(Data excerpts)
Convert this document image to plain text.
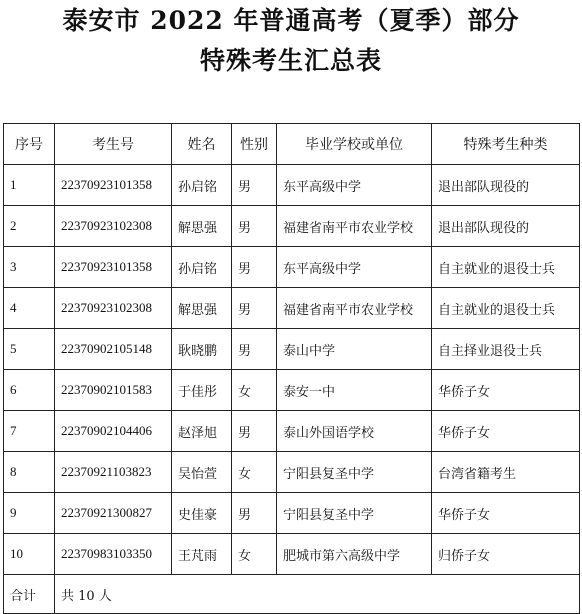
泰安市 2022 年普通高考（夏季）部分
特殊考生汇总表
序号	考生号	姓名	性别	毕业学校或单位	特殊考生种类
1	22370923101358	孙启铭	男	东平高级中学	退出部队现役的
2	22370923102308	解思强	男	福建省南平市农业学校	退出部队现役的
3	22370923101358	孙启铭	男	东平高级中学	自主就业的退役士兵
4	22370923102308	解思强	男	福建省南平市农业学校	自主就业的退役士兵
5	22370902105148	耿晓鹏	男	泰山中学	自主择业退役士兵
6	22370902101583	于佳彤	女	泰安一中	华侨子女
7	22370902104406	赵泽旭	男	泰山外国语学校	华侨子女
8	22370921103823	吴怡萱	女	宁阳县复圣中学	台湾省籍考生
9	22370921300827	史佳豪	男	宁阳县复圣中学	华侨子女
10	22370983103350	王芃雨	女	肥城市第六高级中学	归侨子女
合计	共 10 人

SHORT PROBLEM -> Copy out the entries verbatim and leave the images out.

RESULT OF THE EXERCISE ->
Convert this document image to plain text.
泰安市 2022 年普通高考（夏季）部分
特殊考生汇总表
序号	考生号	姓名	性别	毕业学校或单位	特殊考生种类
1	22370923101358	孙启铭	男	东平高级中学	退出部队现役的
2	22370923102308	解思强	男	福建省南平市农业学校	退出部队现役的
3	22370923101358	孙启铭	男	东平高级中学	自主就业的退役士兵
4	22370923102308	解思强	男	福建省南平市农业学校	自主就业的退役士兵
5	22370902105148	耿晓鹏	男	泰山中学	自主择业退役士兵
6	22370902101583	于佳彤	女	泰安一中	华侨子女
7	22370902104406	赵泽旭	男	泰山外国语学校	华侨子女
8	22370921103823	吴怡萱	女	宁阳县复圣中学	台湾省籍考生
9	22370921300827	史佳豪	男	宁阳县复圣中学	华侨子女
10	22370983103350	王芃雨	女	肥城市第六高级中学	归侨子女
合计	共 10 人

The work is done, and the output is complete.